Your task is to extract every entry that follows word for word while excluding the pictures.

Data excerpts:
** begin **
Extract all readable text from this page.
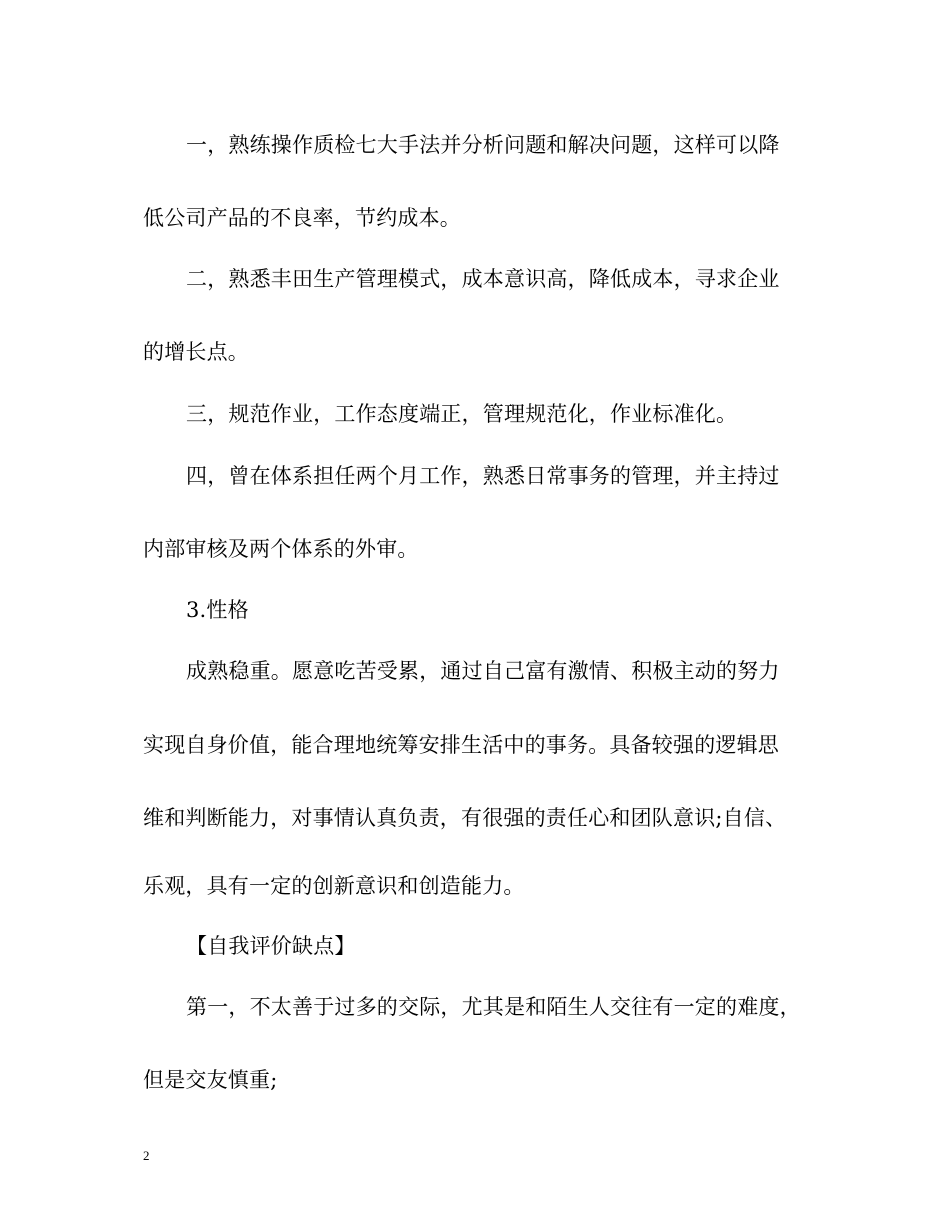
一，熟练操作质检七大手法并分析问题和解决问题，这样可以降
低公司产品的不良率，节约成本。
二，熟悉丰田生产管理模式，成本意识高，降低成本，寻求企业
的增长点。
三，规范作业，工作态度端正，管理规范化，作业标准化。
四，曾在体系担任两个月工作，熟悉日常事务的管理，并主持过
内部审核及两个体系的外审。
3.性格
成熟稳重。愿意吃苦受累，通过自己富有激情、积极主动的努力
实现自身价值，能合理地统筹安排生活中的事务。具备较强的逻辑思
维和判断能力，对事情认真负责，有很强的责任心和团队意识;自信、
乐观，具有一定的创新意识和创造能力。
【自我评价缺点】
第一，不太善于过多的交际，尤其是和陌生人交往有一定的难度，
但是交友慎重;
2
** end **
# Exercise result:
Extract all readable text from this page.
一，熟练操作质检七大手法并分析问题和解决问题，这样可以降
低公司产品的不良率，节约成本。
二，熟悉丰田生产管理模式，成本意识高，降低成本，寻求企业
的增长点。
三，规范作业，工作态度端正，管理规范化，作业标准化。
四，曾在体系担任两个月工作，熟悉日常事务的管理，并主持过
内部审核及两个体系的外审。
3.性格
成熟稳重。愿意吃苦受累，通过自己富有激情、积极主动的努力
实现自身价值，能合理地统筹安排生活中的事务。具备较强的逻辑思
维和判断能力，对事情认真负责，有很强的责任心和团队意识;自信、
乐观，具有一定的创新意识和创造能力。
【自我评价缺点】
第一，不太善于过多的交际，尤其是和陌生人交往有一定的难度，
但是交友慎重;
2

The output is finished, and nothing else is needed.